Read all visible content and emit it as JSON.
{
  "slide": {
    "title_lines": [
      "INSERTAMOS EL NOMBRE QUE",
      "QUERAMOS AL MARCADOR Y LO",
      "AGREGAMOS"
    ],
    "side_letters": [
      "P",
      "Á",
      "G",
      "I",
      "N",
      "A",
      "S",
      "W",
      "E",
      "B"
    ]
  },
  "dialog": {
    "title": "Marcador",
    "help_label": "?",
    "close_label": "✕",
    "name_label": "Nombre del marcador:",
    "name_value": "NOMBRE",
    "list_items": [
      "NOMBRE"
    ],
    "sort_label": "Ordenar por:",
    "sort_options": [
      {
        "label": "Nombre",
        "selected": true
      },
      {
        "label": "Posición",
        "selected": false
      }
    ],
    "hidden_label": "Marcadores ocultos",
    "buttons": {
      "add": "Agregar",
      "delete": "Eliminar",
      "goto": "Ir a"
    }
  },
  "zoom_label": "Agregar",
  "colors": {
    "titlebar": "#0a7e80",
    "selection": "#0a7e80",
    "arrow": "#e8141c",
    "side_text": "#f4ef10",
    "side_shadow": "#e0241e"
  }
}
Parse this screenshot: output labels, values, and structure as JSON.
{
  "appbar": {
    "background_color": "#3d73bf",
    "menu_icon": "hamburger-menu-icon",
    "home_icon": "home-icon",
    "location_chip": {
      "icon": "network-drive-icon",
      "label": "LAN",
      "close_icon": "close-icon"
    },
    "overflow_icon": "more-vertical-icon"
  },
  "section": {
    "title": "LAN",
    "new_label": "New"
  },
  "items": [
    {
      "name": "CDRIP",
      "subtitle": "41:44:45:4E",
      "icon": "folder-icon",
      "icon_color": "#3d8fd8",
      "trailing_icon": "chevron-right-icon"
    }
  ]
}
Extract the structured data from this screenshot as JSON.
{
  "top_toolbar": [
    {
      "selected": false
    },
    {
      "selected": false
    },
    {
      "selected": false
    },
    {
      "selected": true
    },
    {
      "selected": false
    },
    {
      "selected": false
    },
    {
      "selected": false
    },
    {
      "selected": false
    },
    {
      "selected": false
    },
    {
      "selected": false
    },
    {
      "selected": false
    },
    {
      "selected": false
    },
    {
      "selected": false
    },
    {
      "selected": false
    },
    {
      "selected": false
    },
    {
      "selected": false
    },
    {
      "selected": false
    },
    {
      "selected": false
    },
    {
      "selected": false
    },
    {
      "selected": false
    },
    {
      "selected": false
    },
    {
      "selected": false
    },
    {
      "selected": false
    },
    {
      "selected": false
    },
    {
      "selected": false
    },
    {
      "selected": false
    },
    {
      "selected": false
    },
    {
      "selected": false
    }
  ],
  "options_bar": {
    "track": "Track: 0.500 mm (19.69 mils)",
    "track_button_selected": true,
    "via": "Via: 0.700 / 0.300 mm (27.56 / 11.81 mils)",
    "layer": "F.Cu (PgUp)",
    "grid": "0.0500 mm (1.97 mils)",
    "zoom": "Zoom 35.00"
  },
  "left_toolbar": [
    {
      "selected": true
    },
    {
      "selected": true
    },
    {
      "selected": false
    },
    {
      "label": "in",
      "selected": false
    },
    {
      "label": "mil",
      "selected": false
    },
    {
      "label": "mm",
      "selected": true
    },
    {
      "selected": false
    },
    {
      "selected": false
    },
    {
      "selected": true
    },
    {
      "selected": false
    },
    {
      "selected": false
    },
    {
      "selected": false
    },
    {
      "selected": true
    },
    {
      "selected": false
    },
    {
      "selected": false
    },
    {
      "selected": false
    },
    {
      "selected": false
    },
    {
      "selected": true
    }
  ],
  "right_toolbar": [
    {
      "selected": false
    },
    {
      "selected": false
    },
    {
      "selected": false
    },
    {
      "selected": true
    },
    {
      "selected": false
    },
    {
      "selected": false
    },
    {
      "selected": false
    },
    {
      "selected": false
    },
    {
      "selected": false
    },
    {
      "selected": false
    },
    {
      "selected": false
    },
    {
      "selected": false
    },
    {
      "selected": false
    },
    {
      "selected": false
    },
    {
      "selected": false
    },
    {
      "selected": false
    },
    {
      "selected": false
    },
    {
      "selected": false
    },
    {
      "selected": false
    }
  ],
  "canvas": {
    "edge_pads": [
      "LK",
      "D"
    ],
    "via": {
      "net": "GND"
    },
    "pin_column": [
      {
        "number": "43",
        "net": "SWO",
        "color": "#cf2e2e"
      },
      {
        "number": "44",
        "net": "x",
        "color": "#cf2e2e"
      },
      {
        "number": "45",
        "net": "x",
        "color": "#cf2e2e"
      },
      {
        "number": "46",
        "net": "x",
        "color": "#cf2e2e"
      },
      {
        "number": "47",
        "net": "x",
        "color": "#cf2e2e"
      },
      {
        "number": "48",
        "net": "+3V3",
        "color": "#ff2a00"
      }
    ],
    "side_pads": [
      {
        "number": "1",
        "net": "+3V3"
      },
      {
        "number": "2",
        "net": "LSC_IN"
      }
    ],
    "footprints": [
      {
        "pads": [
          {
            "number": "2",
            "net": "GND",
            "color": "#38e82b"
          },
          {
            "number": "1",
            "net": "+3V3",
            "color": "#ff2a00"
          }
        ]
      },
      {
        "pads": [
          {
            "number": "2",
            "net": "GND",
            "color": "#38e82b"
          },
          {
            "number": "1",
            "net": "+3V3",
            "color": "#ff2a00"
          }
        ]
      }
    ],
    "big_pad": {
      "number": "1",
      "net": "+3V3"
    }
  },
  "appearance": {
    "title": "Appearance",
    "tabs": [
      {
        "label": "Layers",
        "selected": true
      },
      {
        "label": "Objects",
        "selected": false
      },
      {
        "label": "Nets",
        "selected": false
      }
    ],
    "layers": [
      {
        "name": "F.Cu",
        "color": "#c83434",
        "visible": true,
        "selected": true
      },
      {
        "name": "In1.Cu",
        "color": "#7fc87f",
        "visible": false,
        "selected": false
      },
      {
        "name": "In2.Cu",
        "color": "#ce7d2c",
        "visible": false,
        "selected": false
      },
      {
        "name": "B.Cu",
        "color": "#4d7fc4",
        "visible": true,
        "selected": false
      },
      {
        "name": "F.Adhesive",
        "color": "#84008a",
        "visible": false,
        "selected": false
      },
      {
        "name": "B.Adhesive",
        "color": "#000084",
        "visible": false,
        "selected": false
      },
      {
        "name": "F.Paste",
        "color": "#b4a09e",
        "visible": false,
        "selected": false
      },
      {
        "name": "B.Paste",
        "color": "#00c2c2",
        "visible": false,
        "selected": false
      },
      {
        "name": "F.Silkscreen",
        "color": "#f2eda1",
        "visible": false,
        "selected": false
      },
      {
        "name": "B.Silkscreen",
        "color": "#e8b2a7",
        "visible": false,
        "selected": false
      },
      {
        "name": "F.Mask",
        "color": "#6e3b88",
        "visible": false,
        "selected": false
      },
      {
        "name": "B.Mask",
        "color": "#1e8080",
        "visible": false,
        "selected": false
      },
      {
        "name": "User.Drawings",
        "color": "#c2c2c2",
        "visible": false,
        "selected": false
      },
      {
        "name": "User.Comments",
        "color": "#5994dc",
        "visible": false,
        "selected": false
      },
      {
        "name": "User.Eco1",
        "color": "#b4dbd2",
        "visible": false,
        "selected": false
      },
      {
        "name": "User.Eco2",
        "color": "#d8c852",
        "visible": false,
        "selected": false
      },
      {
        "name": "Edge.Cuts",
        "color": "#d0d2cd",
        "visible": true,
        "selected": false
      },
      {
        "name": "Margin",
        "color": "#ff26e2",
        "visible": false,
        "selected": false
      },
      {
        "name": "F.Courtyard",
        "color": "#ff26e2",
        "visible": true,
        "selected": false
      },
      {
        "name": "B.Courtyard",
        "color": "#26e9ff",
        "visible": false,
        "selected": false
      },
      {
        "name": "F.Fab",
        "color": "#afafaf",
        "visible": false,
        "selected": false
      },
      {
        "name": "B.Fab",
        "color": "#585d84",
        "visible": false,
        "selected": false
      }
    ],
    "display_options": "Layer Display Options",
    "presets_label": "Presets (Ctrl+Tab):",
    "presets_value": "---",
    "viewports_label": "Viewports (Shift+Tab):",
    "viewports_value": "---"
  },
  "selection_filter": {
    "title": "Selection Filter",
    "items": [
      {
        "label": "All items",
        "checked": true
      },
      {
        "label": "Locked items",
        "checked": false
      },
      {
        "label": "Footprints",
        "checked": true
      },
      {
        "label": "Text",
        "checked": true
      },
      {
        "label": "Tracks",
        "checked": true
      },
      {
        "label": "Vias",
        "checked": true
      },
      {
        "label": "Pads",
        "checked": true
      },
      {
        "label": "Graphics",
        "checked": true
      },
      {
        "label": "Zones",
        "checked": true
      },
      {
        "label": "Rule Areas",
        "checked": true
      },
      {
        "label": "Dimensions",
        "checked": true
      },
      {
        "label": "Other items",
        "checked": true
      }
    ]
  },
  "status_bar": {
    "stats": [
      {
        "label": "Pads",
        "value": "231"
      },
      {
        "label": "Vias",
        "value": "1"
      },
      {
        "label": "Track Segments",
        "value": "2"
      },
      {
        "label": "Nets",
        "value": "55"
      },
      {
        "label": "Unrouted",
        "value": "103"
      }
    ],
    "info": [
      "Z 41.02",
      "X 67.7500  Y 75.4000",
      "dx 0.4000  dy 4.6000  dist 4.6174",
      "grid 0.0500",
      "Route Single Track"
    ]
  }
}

Work to be completed => Pick out each line that holds the string "JSON".

Result of this exercise =>
Read all visible content and emit it as JSON.
Parse this screenshot: output labels, values, and structure as JSON.
Extract the structured data from this screenshot as JSON.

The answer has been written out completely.